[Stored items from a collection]

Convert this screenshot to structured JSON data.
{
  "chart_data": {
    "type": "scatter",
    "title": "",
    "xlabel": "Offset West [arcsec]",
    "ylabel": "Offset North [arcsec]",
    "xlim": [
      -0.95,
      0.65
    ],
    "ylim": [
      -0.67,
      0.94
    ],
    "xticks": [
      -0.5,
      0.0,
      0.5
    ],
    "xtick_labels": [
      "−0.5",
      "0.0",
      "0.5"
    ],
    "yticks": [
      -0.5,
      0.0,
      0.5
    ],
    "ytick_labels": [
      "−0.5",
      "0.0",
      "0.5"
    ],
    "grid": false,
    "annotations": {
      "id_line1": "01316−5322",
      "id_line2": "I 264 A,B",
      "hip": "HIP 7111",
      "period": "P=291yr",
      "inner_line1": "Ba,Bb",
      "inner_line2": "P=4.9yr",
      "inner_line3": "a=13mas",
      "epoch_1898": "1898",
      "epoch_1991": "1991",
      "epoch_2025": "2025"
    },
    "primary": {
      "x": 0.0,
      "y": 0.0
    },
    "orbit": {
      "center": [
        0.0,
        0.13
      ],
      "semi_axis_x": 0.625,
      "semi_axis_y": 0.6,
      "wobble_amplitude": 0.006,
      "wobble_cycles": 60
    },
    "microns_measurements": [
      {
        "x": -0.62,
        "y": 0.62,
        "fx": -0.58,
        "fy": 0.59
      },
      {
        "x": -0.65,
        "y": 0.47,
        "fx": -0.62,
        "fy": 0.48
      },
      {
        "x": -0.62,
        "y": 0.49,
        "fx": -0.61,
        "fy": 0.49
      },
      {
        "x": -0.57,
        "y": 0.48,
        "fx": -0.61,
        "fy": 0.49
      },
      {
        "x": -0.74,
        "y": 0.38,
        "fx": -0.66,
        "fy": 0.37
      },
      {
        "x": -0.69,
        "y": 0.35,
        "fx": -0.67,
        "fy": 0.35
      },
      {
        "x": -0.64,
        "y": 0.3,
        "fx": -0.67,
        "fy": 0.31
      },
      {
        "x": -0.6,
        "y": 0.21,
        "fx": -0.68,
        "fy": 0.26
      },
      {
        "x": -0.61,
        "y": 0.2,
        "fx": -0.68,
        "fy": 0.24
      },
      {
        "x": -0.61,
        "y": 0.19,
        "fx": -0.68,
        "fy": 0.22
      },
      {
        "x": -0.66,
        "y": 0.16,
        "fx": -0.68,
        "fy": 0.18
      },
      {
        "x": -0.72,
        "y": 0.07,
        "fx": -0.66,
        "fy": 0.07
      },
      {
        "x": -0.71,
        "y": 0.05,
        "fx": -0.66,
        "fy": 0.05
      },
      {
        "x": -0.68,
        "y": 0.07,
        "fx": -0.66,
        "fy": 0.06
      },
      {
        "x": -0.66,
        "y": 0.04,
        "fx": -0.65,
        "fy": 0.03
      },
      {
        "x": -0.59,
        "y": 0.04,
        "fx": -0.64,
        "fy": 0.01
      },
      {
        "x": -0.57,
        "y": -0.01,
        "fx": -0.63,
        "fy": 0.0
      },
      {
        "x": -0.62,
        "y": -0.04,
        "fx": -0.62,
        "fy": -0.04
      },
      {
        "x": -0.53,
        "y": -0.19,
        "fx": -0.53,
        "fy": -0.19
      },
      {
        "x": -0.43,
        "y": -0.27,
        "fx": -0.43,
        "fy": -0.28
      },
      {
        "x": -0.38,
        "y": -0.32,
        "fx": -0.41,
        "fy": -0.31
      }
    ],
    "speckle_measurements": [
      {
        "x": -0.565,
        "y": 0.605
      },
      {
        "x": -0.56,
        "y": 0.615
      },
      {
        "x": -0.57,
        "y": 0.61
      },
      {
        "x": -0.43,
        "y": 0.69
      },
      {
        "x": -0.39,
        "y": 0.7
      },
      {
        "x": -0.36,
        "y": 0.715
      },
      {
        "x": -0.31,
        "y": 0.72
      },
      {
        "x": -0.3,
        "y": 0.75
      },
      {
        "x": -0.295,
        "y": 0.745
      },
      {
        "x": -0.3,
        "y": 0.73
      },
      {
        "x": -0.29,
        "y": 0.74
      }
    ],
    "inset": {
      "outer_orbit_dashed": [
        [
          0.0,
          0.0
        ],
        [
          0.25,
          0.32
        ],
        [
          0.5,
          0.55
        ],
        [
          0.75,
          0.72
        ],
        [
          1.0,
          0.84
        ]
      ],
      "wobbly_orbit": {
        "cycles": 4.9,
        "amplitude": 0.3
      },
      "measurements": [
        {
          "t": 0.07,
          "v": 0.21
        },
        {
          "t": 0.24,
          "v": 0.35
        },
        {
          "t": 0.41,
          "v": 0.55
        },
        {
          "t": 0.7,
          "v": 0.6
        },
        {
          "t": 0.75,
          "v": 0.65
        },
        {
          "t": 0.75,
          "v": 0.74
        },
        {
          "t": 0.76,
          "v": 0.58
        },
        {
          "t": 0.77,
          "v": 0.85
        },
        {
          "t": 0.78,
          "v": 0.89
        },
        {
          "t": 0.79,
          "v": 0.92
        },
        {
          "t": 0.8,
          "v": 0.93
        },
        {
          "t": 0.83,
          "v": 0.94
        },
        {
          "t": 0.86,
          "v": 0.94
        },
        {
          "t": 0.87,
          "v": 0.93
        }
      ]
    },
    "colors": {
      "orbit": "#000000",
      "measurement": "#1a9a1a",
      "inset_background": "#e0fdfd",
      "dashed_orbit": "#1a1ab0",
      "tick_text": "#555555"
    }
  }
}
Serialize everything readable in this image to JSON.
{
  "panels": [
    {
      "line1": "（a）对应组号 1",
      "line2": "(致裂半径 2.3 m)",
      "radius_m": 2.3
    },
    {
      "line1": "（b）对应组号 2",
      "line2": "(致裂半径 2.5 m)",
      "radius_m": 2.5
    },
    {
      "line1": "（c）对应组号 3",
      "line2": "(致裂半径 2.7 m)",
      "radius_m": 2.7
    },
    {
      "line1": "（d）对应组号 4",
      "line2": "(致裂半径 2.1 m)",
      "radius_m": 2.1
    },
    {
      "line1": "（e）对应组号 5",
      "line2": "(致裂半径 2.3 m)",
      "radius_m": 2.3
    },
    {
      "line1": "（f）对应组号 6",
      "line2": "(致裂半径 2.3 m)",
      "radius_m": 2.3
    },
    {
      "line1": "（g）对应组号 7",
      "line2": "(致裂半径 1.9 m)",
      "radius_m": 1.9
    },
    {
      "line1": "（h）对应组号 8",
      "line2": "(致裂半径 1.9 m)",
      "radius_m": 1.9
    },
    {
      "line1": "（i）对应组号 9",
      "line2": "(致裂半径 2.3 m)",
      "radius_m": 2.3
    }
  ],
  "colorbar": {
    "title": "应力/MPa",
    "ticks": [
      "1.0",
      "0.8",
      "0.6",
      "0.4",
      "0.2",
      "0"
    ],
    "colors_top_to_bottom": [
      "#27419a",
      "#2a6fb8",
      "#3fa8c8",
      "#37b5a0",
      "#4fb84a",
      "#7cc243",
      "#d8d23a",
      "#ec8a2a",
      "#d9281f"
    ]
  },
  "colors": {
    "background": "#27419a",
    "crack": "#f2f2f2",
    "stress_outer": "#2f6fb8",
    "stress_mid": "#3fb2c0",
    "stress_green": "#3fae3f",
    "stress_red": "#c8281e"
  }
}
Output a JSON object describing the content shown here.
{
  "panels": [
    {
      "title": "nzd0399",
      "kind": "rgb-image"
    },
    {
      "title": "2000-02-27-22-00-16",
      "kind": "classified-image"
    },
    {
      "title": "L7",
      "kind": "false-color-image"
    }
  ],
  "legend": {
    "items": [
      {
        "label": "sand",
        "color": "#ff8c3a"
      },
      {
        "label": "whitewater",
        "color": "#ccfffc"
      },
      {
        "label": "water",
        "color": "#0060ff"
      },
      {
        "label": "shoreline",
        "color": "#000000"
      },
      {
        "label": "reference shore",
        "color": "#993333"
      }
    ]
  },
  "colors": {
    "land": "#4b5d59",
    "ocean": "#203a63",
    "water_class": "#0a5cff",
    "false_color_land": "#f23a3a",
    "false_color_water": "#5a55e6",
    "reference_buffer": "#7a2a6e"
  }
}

• [TASK GOAL] In the entries above, locate every line with the word "image" and copy it.

• [TASK SOLUTION]
Serialize everything readable in this image to JSON.
      "kind": "rgb-image"
      "kind": "classified-image"
      "kind": "false-color-image"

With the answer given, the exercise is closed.